What is being asked:
What number of lines hold the word "center"? State that number and nothing besides.

Task data:

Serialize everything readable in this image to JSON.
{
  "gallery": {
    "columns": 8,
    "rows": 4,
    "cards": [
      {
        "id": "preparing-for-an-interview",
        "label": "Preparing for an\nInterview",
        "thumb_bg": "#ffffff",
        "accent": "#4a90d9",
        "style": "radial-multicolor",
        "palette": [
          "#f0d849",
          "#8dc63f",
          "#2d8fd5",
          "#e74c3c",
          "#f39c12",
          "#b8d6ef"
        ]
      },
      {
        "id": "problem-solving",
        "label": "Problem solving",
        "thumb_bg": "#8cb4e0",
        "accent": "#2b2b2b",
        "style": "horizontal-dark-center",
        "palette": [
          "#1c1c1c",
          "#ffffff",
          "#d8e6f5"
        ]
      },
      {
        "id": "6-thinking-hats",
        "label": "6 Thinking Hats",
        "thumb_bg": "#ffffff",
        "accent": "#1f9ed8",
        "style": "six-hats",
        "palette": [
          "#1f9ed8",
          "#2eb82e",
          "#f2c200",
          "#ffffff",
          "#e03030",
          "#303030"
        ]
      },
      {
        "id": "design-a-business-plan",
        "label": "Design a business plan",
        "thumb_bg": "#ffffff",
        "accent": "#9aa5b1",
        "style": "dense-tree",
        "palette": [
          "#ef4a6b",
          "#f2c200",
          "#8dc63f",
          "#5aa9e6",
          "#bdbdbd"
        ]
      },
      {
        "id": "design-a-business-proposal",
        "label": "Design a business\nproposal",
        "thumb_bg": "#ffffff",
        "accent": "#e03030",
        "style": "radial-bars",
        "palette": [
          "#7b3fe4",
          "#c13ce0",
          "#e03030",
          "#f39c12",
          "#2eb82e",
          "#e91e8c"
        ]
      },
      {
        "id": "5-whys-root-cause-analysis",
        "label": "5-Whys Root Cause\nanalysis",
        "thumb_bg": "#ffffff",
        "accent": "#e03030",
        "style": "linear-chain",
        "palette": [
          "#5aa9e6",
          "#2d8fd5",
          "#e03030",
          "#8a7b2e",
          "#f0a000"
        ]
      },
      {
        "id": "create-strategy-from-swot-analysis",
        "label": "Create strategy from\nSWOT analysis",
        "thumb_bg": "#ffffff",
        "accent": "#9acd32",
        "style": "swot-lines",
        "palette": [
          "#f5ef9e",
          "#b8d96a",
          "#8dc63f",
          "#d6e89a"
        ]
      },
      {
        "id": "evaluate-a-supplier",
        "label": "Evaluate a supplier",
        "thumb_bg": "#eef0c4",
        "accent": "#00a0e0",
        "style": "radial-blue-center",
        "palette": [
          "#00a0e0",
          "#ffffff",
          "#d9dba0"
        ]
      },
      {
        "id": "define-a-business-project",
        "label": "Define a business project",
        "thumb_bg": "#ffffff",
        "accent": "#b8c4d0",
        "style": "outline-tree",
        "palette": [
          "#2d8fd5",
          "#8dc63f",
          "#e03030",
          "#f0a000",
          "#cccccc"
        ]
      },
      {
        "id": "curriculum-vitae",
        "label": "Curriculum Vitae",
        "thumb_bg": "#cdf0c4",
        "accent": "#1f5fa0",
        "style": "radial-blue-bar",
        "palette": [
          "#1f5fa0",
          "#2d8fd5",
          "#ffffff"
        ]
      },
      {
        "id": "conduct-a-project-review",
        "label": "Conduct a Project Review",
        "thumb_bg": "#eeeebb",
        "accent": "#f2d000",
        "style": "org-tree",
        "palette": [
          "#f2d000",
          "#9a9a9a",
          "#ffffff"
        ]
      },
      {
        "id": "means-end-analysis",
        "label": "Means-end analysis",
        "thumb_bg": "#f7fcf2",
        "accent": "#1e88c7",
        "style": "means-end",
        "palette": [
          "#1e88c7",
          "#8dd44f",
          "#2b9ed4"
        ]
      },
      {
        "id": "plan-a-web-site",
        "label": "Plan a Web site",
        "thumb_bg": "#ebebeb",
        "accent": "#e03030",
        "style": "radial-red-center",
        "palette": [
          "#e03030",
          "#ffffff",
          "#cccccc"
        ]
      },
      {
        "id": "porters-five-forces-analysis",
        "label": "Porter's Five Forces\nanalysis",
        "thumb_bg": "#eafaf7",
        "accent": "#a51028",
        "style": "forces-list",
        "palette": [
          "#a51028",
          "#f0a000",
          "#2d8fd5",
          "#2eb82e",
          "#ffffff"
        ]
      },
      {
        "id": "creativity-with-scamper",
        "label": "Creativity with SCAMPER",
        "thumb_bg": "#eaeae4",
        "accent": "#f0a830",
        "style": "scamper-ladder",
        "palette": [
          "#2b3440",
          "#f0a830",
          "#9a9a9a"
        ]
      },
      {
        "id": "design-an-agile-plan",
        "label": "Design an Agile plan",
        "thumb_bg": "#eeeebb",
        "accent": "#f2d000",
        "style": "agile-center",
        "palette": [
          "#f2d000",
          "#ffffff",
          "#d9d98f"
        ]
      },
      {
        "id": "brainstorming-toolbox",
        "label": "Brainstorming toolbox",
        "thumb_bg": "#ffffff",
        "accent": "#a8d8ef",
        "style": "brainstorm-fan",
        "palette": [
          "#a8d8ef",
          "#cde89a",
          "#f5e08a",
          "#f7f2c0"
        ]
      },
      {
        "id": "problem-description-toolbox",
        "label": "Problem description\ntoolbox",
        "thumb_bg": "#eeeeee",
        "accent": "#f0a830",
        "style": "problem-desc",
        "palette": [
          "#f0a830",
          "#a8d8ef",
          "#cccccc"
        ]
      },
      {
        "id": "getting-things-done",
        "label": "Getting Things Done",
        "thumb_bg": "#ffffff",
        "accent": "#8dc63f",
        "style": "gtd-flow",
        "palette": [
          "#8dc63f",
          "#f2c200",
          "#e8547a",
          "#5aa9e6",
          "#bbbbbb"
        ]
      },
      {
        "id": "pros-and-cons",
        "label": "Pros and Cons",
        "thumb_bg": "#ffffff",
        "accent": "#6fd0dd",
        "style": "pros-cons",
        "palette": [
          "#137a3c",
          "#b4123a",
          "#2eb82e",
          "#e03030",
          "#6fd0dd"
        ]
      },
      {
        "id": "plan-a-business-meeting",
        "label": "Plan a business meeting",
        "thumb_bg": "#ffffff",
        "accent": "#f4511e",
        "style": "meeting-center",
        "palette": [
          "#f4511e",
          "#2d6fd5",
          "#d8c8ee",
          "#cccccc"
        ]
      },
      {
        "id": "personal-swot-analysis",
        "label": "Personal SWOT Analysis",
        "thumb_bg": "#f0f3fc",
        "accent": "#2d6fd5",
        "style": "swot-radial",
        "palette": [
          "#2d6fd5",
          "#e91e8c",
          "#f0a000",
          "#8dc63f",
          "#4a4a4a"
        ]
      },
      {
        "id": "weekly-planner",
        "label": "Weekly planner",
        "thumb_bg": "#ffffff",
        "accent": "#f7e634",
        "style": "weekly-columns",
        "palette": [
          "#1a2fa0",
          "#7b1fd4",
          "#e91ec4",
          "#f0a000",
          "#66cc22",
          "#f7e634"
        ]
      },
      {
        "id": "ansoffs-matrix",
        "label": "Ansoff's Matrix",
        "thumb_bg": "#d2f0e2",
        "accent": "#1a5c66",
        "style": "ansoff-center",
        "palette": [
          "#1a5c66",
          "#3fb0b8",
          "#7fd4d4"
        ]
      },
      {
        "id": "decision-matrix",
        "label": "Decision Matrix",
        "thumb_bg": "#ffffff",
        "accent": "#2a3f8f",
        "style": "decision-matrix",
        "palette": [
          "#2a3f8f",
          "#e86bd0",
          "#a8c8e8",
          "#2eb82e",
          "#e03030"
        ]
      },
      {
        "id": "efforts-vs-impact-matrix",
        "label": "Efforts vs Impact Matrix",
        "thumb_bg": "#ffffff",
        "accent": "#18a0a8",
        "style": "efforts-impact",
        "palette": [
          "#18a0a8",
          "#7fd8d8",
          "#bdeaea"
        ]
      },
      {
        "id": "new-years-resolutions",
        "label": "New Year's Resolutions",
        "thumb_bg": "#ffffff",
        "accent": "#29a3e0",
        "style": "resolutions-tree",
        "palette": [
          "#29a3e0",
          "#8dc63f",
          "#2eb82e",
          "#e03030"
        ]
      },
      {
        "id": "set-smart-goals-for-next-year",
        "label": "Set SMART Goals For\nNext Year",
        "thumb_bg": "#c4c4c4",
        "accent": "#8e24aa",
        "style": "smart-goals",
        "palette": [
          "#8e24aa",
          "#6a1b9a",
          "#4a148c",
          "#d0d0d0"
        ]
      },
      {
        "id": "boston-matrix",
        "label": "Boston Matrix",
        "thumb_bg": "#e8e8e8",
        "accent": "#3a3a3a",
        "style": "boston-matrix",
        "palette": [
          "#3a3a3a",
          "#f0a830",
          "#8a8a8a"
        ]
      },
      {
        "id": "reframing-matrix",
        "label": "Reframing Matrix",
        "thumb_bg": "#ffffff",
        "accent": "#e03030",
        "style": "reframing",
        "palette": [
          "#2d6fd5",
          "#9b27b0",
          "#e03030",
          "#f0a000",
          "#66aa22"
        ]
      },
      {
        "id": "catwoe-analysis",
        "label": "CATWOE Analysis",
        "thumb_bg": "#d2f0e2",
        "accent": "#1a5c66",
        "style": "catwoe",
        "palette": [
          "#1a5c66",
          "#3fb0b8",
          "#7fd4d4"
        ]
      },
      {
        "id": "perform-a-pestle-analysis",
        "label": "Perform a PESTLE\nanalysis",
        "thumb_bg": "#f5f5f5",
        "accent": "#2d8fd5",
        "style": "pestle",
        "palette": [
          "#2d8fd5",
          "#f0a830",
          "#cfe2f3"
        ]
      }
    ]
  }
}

Task solution:
6